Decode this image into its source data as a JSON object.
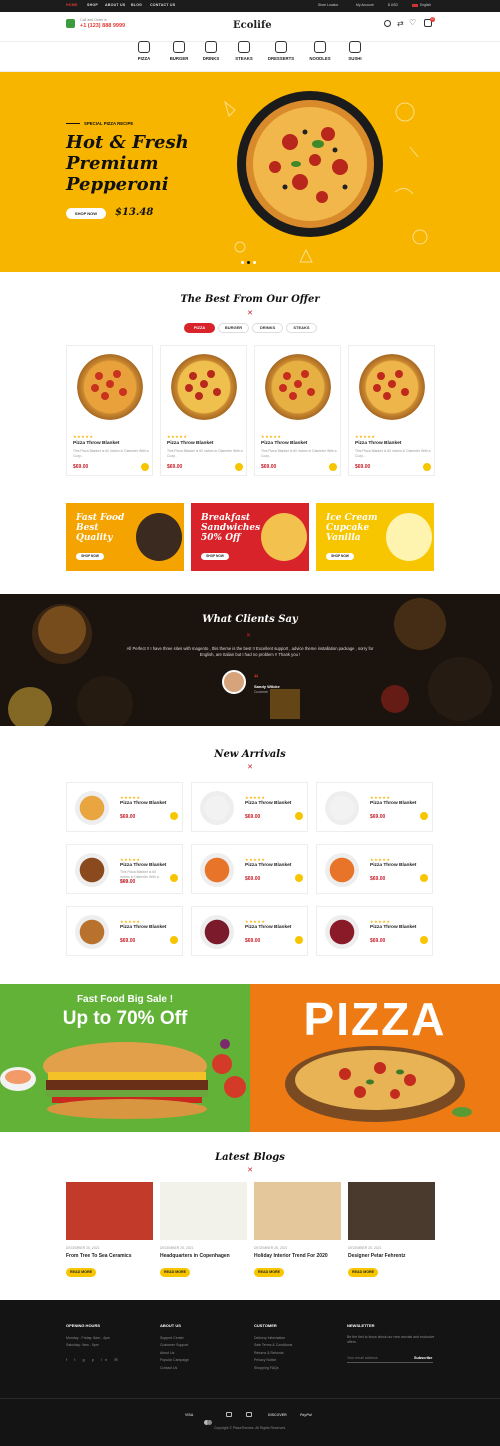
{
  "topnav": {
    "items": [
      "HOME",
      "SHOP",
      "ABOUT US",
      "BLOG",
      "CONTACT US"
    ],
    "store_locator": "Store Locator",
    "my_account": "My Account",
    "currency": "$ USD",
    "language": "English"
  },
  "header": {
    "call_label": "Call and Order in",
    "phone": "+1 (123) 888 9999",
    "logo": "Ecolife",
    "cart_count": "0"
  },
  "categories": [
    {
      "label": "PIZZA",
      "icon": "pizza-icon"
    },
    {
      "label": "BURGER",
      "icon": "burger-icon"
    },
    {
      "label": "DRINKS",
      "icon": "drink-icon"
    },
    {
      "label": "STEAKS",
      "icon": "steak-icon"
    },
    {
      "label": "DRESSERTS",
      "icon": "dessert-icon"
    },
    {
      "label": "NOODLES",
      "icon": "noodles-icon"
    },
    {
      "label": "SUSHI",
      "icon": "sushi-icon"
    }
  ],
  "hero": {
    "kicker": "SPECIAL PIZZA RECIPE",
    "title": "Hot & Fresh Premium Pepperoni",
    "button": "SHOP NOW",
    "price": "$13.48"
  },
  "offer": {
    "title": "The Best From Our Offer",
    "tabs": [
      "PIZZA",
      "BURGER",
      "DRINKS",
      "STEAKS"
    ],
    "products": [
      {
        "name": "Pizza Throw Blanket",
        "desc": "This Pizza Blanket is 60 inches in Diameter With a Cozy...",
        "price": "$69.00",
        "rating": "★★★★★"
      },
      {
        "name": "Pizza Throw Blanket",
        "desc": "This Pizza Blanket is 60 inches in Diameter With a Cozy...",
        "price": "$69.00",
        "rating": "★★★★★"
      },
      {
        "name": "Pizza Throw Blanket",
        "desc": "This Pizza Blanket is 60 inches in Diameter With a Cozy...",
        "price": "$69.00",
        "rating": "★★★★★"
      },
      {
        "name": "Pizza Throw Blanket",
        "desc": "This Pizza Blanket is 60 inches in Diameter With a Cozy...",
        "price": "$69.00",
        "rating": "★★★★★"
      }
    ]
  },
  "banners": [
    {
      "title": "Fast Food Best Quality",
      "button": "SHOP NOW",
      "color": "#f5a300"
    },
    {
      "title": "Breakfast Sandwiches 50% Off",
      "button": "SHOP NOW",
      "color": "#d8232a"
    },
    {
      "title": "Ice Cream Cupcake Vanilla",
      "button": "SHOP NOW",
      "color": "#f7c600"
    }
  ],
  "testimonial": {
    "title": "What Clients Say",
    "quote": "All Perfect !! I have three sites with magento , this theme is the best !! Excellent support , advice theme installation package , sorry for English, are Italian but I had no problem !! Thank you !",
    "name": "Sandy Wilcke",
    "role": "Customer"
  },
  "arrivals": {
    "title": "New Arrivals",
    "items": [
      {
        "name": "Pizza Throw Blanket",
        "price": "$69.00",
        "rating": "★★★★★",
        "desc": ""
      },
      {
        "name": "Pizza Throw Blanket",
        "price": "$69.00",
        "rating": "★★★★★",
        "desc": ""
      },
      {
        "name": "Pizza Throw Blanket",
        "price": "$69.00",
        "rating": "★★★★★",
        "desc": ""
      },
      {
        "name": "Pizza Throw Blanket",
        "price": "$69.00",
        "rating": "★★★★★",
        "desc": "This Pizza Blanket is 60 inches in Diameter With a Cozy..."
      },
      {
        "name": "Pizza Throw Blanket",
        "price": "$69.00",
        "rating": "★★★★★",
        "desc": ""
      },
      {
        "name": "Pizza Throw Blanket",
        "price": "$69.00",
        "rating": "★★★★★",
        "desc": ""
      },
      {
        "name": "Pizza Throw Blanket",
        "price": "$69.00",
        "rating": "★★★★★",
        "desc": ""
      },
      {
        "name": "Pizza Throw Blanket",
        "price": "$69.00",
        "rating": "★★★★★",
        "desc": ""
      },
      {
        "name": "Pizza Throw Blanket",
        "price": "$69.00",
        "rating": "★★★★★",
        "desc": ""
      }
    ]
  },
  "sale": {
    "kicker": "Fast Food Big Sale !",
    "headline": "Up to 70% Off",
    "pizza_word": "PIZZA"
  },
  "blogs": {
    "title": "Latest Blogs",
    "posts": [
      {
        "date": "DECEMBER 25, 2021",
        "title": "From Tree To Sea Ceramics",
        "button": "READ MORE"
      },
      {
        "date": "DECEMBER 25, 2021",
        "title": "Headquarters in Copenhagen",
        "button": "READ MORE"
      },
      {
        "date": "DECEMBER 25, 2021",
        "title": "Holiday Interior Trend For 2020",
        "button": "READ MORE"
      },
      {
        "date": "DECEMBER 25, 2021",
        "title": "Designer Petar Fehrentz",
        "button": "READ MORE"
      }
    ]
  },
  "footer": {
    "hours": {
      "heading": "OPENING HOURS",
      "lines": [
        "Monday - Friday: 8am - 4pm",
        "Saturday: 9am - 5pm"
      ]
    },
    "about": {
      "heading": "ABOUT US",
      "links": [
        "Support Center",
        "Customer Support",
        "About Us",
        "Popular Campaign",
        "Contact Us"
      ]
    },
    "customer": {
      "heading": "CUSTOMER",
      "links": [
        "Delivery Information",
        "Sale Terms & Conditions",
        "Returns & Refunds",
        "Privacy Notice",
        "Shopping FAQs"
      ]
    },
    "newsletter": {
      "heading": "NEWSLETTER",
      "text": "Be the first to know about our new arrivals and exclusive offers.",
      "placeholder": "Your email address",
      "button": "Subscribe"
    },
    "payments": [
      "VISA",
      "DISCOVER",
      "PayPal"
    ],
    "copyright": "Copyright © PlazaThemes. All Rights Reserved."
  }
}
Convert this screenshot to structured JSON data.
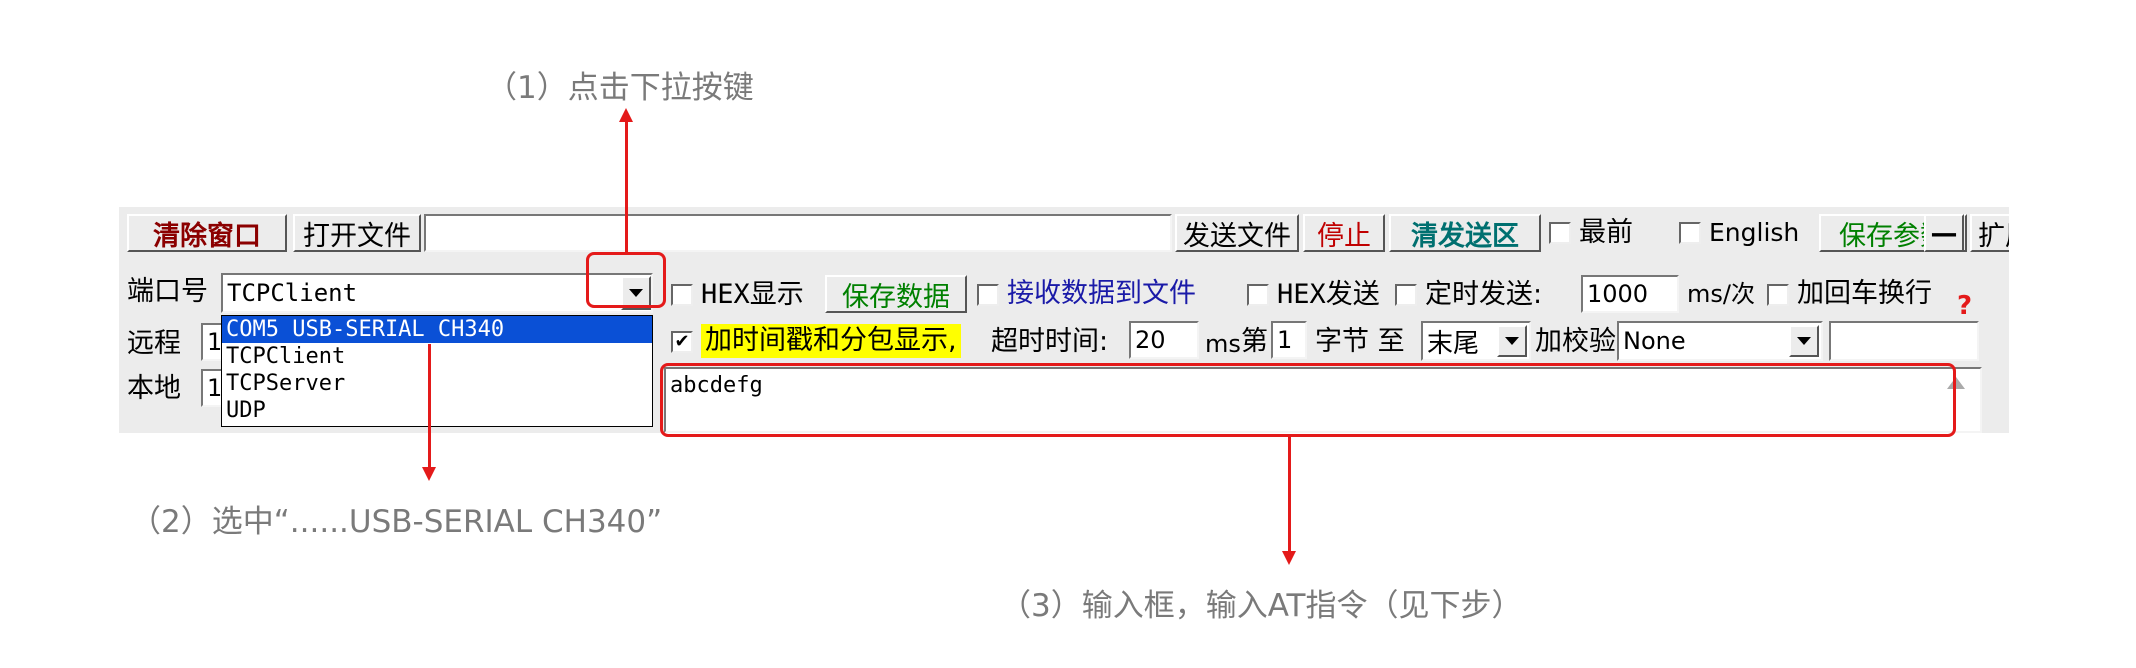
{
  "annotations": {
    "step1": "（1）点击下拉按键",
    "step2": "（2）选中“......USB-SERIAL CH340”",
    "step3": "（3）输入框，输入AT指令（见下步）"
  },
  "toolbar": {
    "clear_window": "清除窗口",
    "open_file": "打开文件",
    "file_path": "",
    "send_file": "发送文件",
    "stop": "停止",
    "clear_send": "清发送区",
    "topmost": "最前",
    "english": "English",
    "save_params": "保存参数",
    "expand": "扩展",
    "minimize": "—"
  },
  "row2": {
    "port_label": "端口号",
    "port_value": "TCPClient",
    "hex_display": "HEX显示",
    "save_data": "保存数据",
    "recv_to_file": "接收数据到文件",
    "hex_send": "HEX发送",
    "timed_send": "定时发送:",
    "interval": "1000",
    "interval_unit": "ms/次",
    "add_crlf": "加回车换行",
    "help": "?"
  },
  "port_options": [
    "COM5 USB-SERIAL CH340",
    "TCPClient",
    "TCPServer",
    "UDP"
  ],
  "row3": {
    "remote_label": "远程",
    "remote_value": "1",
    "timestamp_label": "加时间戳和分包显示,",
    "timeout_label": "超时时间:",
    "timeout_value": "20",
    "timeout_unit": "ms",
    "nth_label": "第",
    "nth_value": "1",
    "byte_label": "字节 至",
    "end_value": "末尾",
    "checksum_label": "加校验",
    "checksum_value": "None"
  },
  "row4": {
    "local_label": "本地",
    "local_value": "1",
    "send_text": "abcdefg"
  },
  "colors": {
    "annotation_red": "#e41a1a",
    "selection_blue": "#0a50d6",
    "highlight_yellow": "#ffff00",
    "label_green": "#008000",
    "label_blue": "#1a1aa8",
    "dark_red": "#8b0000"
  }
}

┄┄┄┄┄┄┄┄┄┄┄┄┄┄┄┄┄┄┄┄

» **Written instruction**:
Identify the lines that contain the string "SERIAL", and copy every one of them.

» **Complete response**:
    "step2": "（2）选中“......USB-SERIAL CH340”",
    "COM5 USB-SERIAL CH340",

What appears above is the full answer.